Write each line out again exactly as written.

▸ **DATA SHOWN**:
┄┄┄┄┄┄┄┄┄┄
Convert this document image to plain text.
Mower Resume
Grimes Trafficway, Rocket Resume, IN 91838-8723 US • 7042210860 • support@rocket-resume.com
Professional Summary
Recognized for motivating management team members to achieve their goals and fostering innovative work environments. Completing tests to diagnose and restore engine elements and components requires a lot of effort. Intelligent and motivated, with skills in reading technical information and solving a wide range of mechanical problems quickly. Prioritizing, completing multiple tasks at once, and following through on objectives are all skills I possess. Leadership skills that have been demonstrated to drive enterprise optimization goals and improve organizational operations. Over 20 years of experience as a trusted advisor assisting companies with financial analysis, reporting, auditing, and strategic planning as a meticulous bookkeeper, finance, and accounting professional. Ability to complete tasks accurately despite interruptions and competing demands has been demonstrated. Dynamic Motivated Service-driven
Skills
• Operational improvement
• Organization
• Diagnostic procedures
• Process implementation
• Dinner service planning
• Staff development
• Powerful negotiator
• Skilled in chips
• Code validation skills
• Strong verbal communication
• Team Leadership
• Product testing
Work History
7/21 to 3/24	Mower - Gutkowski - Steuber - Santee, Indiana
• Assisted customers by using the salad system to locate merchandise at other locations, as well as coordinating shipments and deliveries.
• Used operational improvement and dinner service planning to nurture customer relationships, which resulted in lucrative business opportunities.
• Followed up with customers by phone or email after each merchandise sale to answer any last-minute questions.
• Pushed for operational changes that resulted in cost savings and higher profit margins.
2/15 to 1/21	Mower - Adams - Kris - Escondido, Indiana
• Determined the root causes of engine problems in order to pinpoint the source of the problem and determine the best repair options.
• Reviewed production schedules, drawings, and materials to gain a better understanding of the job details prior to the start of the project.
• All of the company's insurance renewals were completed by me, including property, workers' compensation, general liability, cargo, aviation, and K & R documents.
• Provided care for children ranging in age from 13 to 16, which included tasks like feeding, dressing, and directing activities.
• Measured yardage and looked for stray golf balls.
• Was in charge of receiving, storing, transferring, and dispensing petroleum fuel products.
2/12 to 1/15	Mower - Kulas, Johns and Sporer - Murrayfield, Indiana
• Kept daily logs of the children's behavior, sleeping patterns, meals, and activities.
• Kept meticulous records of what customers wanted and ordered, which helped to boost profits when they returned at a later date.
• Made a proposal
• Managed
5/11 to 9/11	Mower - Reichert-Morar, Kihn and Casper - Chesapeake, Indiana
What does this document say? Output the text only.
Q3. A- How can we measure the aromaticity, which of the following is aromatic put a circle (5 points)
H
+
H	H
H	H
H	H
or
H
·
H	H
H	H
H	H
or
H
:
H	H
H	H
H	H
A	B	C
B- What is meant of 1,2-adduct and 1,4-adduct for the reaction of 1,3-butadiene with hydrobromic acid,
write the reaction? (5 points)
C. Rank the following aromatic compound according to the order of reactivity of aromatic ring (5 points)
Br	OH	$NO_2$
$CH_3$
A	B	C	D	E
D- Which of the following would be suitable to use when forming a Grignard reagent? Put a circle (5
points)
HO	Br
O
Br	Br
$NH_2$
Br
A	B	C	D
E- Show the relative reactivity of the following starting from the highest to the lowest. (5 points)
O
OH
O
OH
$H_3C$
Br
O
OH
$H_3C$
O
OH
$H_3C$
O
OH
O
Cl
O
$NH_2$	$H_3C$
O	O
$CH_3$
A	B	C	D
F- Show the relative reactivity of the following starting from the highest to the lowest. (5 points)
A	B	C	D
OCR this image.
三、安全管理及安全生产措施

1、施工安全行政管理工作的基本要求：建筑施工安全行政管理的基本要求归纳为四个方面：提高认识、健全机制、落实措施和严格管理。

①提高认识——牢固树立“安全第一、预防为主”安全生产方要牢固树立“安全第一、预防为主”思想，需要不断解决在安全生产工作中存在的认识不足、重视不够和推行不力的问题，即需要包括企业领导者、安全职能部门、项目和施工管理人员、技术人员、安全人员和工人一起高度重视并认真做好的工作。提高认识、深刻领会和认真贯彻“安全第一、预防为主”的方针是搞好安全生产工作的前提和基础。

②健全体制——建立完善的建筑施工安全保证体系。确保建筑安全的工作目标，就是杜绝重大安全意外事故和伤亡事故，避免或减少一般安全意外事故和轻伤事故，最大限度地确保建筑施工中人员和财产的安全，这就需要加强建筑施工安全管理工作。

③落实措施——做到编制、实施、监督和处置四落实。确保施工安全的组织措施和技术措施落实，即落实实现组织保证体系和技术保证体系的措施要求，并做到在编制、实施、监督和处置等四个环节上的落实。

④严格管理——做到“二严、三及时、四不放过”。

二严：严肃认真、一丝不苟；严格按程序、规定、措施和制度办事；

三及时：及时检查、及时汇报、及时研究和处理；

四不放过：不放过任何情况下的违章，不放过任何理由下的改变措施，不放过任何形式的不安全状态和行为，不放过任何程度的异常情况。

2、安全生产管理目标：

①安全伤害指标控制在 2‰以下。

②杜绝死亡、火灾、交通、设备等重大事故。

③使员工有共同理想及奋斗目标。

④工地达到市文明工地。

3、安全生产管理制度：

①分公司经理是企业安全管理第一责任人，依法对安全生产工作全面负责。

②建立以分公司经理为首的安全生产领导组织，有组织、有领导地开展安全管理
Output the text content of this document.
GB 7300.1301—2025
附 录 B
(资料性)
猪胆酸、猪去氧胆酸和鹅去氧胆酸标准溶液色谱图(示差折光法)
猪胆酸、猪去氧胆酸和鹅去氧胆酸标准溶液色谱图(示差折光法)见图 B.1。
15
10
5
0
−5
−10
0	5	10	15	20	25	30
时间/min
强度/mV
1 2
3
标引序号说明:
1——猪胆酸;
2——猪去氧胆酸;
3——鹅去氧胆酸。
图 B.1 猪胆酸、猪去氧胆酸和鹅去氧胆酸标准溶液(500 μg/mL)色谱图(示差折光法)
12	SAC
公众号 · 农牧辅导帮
┄┄┄┄┄┄┄┄┄┄
▸ **WRITTEN ANSWER**:
Convert this document image to plain text.
Mower Resume
Grimes Trafficway, Rocket Resume, IN 91838-8723 US • 7042210860 • support@rocket-resume.com
Professional Summary
Recognized for motivating management team members to achieve their goals and fostering innovative work environments. Completing tests to diagnose and restore engine elements and components requires a lot of effort. Intelligent and motivated, with skills in reading technical information and solving a wide range of mechanical problems quickly. Prioritizing, completing multiple tasks at once, and following through on objectives are all skills I possess. Leadership skills that have been demonstrated to drive enterprise optimization goals and improve organizational operations. Over 20 years of experience as a trusted advisor assisting companies with financial analysis, reporting, auditing, and strategic planning as a meticulous bookkeeper, finance, and accounting professional. Ability to complete tasks accurately despite interruptions and competing demands has been demonstrated. Dynamic Motivated Service-driven
Skills
• Operational improvement
• Organization
• Diagnostic procedures
• Process implementation
• Dinner service planning
• Staff development
• Powerful negotiator
• Skilled in chips
• Code validation skills
• Strong verbal communication
• Team Leadership
• Product testing
Work History
7/21 to 3/24	Mower - Gutkowski - Steuber - Santee, Indiana
• Assisted customers by using the salad system to locate merchandise at other locations, as well as coordinating shipments and deliveries.
• Used operational improvement and dinner service planning to nurture customer relationships, which resulted in lucrative business opportunities.
• Followed up with customers by phone or email after each merchandise sale to answer any last-minute questions.
• Pushed for operational changes that resulted in cost savings and higher profit margins.
2/15 to 1/21	Mower - Adams - Kris - Escondido, Indiana
• Determined the root causes of engine problems in order to pinpoint the source of the problem and determine the best repair options.
• Reviewed production schedules, drawings, and materials to gain a better understanding of the job details prior to the start of the project.
• All of the company's insurance renewals were completed by me, including property, workers' compensation, general liability, cargo, aviation, and K & R documents.
• Provided care for children ranging in age from 13 to 16, which included tasks like feeding, dressing, and directing activities.
• Measured yardage and looked for stray golf balls.
• Was in charge of receiving, storing, transferring, and dispensing petroleum fuel products.
2/12 to 1/15	Mower - Kulas, Johns and Sporer - Murrayfield, Indiana
• Kept daily logs of the children's behavior, sleeping patterns, meals, and activities.
• Kept meticulous records of what customers wanted and ordered, which helped to boost profits when they returned at a later date.
• Made a proposal
• Managed
5/11 to 9/11	Mower - Reichert-Morar, Kihn and Casper - Chesapeake, Indiana
What does this document say? Output the text only.
Q3. A- How can we measure the aromaticity, which of the following is aromatic put a circle (5 points)
H
+
H	H
H	H
H	H
or
H
·
H	H
H	H
H	H
or
H
:
H	H
H	H
H	H
A	B	C
B- What is meant of 1,2-adduct and 1,4-adduct for the reaction of 1,3-butadiene with hydrobromic acid,
write the reaction? (5 points)
C. Rank the following aromatic compound according to the order of reactivity of aromatic ring (5 points)
Br	OH	$NO_2$
$CH_3$
A	B	C	D	E
D- Which of the following would be suitable to use when forming a Grignard reagent? Put a circle (5
points)
HO	Br
O
Br	Br
$NH_2$
Br
A	B	C	D
E- Show the relative reactivity of the following starting from the highest to the lowest. (5 points)
O
OH
O
OH
$H_3C$
Br
O
OH
$H_3C$
O
OH
$H_3C$
O
OH
O
Cl
O
$NH_2$	$H_3C$
O	O
$CH_3$
A	B	C	D
F- Show the relative reactivity of the following starting from the highest to the lowest. (5 points)
A	B	C	D
OCR this image.
三、安全管理及安全生产措施

1、施工安全行政管理工作的基本要求：建筑施工安全行政管理的基本要求归纳为四个方面：提高认识、健全机制、落实措施和严格管理。

①提高认识——牢固树立“安全第一、预防为主”安全生产方要牢固树立“安全第一、预防为主”思想，需要不断解决在安全生产工作中存在的认识不足、重视不够和推行不力的问题，即需要包括企业领导者、安全职能部门、项目和施工管理人员、技术人员、安全人员和工人一起高度重视并认真做好的工作。提高认识、深刻领会和认真贯彻“安全第一、预防为主”的方针是搞好安全生产工作的前提和基础。

②健全体制——建立完善的建筑施工安全保证体系。确保建筑安全的工作目标，就是杜绝重大安全意外事故和伤亡事故，避免或减少一般安全意外事故和轻伤事故，最大限度地确保建筑施工中人员和财产的安全，这就需要加强建筑施工安全管理工作。

③落实措施——做到编制、实施、监督和处置四落实。确保施工安全的组织措施和技术措施落实，即落实实现组织保证体系和技术保证体系的措施要求，并做到在编制、实施、监督和处置等四个环节上的落实。

④严格管理——做到“二严、三及时、四不放过”。

二严：严肃认真、一丝不苟；严格按程序、规定、措施和制度办事；

三及时：及时检查、及时汇报、及时研究和处理；

四不放过：不放过任何情况下的违章，不放过任何理由下的改变措施，不放过任何形式的不安全状态和行为，不放过任何程度的异常情况。

2、安全生产管理目标：

①安全伤害指标控制在 2‰以下。

②杜绝死亡、火灾、交通、设备等重大事故。

③使员工有共同理想及奋斗目标。

④工地达到市文明工地。

3、安全生产管理制度：

①分公司经理是企业安全管理第一责任人，依法对安全生产工作全面负责。

②建立以分公司经理为首的安全生产领导组织，有组织、有领导地开展安全管理
Output the text content of this document.
GB 7300.1301—2025
附 录 B
(资料性)
猪胆酸、猪去氧胆酸和鹅去氧胆酸标准溶液色谱图(示差折光法)
猪胆酸、猪去氧胆酸和鹅去氧胆酸标准溶液色谱图(示差折光法)见图 B.1。
15
10
5
0
−5
−10
0	5	10	15	20	25	30
时间/min
强度/mV
1 2
3
标引序号说明:
1——猪胆酸;
2——猪去氧胆酸;
3——鹅去氧胆酸。
图 B.1 猪胆酸、猪去氧胆酸和鹅去氧胆酸标准溶液(500 μg/mL)色谱图(示差折光法)
12	SAC
公众号 · 农牧辅导帮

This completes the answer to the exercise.